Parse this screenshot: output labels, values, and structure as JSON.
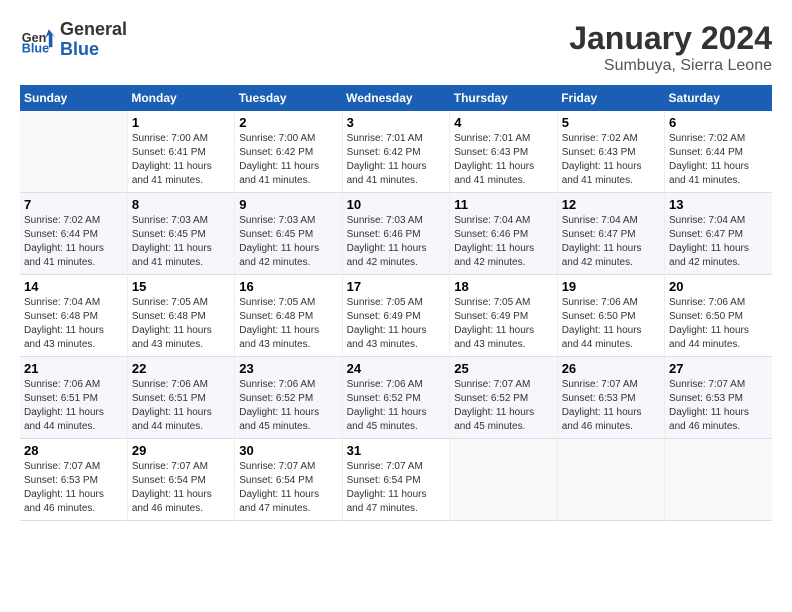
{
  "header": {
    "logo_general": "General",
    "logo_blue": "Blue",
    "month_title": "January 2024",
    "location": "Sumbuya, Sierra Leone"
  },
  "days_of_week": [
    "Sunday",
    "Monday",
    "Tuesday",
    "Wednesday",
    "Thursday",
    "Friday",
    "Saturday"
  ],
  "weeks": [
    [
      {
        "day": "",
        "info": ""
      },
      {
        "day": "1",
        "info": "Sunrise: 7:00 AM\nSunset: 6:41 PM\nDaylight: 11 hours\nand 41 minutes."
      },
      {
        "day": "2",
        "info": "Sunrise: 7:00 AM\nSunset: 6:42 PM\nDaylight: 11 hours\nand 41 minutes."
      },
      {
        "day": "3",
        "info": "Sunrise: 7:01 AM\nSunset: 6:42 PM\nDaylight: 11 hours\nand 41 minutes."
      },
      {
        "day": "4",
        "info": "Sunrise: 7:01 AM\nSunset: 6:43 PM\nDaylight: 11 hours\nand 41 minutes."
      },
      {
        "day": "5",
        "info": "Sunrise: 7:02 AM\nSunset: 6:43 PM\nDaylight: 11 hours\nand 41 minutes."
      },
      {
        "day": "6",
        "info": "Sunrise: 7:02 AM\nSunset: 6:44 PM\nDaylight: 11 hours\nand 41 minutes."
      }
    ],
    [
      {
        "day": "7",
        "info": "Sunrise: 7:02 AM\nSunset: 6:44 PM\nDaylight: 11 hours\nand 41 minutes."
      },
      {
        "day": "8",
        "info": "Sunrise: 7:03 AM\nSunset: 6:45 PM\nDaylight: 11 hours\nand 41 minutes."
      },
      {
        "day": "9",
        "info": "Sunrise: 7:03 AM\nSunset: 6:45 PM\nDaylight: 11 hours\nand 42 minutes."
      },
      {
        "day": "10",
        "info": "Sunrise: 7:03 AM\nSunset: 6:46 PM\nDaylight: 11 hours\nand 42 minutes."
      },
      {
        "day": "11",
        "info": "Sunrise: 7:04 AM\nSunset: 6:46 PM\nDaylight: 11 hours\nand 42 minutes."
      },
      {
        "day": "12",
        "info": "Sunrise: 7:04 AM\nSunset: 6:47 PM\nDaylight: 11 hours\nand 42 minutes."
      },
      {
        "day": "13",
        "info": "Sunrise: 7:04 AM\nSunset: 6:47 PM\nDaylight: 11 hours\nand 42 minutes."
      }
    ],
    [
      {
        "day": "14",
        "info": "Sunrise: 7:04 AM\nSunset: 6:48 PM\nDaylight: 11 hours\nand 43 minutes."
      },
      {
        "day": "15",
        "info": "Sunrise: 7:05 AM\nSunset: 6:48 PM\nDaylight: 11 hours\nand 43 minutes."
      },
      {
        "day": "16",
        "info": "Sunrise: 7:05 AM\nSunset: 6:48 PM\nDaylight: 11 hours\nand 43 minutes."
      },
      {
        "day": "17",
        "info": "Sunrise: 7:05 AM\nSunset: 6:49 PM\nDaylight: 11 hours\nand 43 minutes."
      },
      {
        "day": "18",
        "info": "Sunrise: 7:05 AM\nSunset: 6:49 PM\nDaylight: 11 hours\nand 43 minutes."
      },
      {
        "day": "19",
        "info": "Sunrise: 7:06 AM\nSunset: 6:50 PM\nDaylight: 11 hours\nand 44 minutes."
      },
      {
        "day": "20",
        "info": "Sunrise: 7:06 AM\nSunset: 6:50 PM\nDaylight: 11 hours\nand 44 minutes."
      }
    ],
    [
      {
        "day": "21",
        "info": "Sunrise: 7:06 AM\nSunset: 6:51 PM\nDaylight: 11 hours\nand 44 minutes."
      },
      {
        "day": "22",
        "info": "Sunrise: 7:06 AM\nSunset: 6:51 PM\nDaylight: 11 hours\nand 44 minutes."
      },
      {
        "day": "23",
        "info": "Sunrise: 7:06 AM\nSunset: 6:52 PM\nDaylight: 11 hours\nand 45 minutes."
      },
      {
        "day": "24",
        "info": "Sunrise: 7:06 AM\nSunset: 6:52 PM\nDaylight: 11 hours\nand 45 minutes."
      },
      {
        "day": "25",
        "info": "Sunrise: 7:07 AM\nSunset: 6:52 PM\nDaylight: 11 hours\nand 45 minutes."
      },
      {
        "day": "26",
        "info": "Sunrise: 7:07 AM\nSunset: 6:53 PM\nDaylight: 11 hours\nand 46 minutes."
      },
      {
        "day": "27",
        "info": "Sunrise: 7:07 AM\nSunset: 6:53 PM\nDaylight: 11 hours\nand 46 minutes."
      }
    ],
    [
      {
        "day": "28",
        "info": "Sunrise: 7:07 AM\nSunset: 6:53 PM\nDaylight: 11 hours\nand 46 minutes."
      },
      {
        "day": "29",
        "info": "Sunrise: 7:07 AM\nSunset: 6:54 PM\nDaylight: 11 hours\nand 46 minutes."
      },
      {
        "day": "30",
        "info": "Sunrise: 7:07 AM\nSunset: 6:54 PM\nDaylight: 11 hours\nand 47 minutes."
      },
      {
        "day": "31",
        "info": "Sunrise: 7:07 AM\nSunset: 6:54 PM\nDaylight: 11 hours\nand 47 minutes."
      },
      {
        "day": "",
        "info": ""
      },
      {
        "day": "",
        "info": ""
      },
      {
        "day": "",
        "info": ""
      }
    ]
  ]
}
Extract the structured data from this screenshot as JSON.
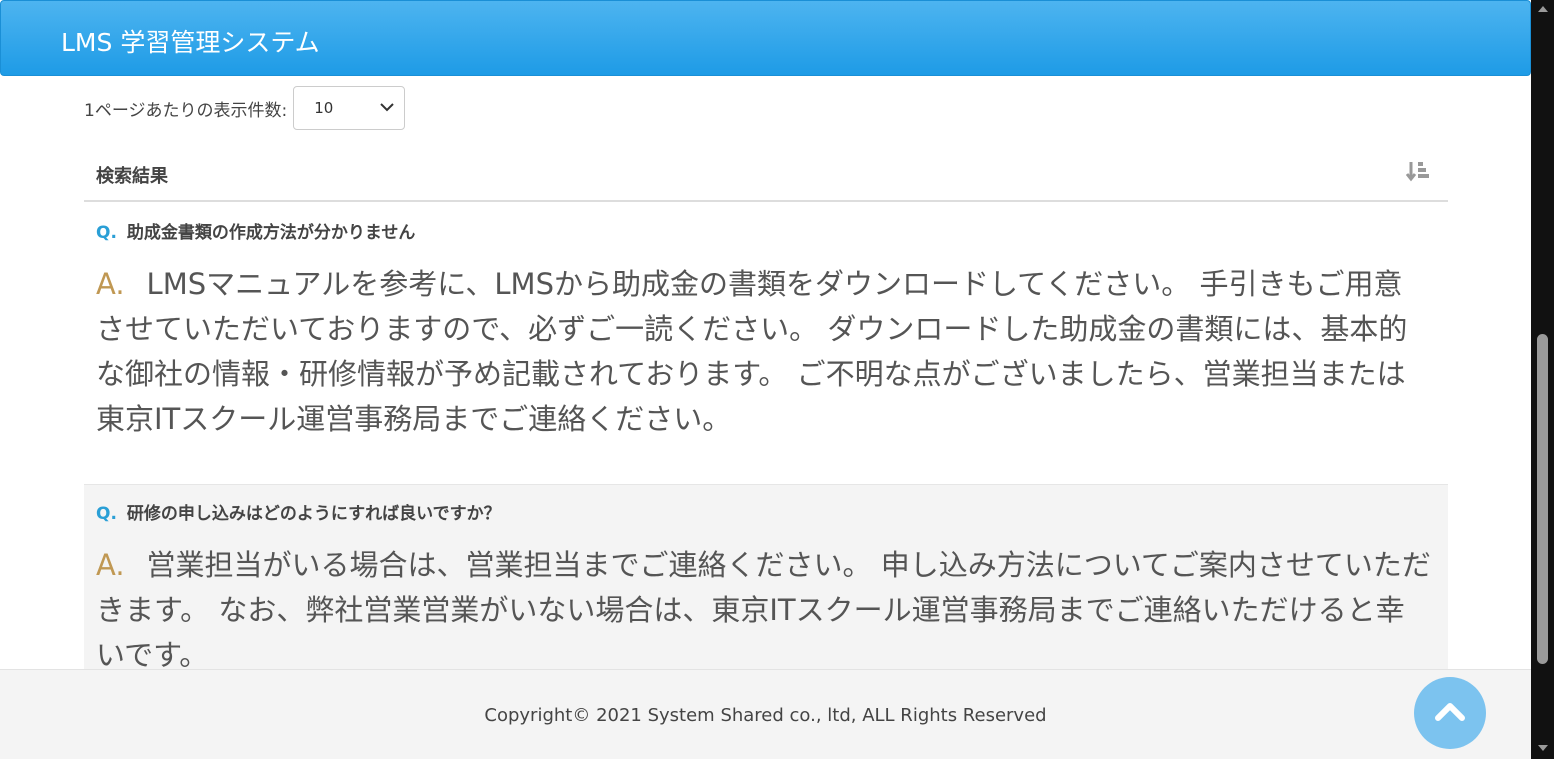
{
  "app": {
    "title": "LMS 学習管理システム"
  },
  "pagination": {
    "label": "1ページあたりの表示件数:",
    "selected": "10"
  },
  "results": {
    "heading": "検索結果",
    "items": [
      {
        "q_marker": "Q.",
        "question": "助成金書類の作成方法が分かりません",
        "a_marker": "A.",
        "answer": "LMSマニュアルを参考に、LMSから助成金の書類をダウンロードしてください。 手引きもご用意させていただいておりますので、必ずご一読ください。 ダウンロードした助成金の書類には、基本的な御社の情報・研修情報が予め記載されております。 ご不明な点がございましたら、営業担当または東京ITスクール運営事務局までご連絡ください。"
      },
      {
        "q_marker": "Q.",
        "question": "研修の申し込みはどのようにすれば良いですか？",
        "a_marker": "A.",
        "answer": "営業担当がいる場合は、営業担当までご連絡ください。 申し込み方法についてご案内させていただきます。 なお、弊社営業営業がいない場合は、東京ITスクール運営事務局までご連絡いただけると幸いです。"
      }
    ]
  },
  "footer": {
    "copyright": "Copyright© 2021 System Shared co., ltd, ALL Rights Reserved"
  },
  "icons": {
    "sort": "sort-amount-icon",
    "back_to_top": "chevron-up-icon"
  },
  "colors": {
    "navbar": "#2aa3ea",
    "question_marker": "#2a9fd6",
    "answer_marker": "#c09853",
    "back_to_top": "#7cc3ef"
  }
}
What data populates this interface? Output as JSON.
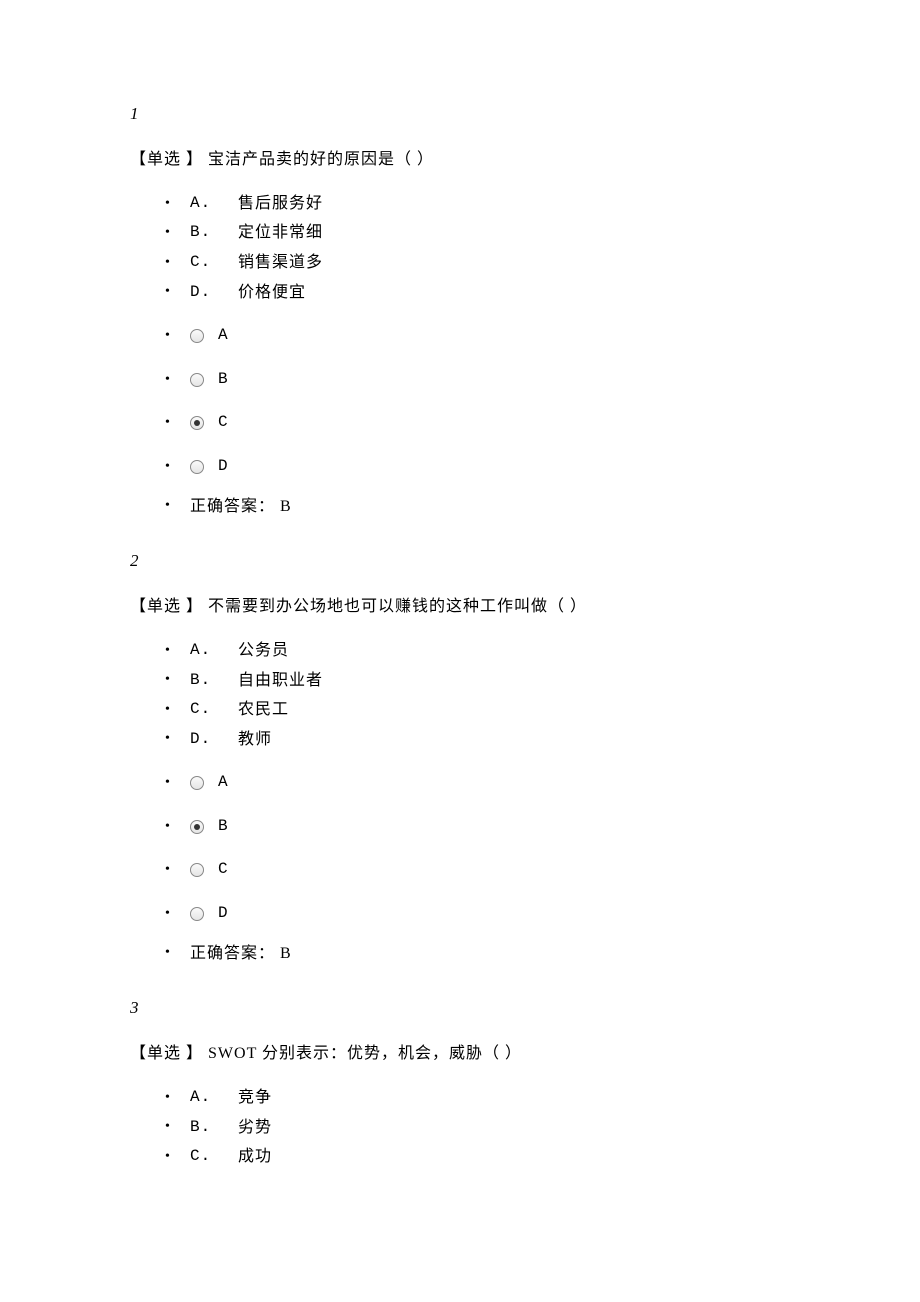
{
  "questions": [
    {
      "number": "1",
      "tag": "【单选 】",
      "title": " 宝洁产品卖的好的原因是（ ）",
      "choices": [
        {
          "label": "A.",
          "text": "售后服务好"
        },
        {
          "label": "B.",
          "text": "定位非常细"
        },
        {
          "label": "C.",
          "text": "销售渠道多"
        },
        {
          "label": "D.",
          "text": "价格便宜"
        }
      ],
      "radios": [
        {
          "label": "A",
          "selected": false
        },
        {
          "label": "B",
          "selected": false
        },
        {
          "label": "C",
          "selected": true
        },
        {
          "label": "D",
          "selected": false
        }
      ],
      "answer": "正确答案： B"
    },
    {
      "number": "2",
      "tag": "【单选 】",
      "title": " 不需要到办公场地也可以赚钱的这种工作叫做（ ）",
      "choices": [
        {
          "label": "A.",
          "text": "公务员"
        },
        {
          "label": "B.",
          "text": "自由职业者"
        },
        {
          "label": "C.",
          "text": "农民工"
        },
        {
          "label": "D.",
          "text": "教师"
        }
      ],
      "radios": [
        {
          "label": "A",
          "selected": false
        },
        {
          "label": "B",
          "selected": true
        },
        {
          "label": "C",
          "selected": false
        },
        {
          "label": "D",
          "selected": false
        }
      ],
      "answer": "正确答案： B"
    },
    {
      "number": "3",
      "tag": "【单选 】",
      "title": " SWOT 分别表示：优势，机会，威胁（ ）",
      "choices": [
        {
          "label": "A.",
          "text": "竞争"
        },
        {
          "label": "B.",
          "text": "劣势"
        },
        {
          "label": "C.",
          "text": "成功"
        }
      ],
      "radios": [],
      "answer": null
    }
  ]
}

→ Given request
Determine the number of lines where the string "text" occurs, and give that number only.

→ Answer to the task
11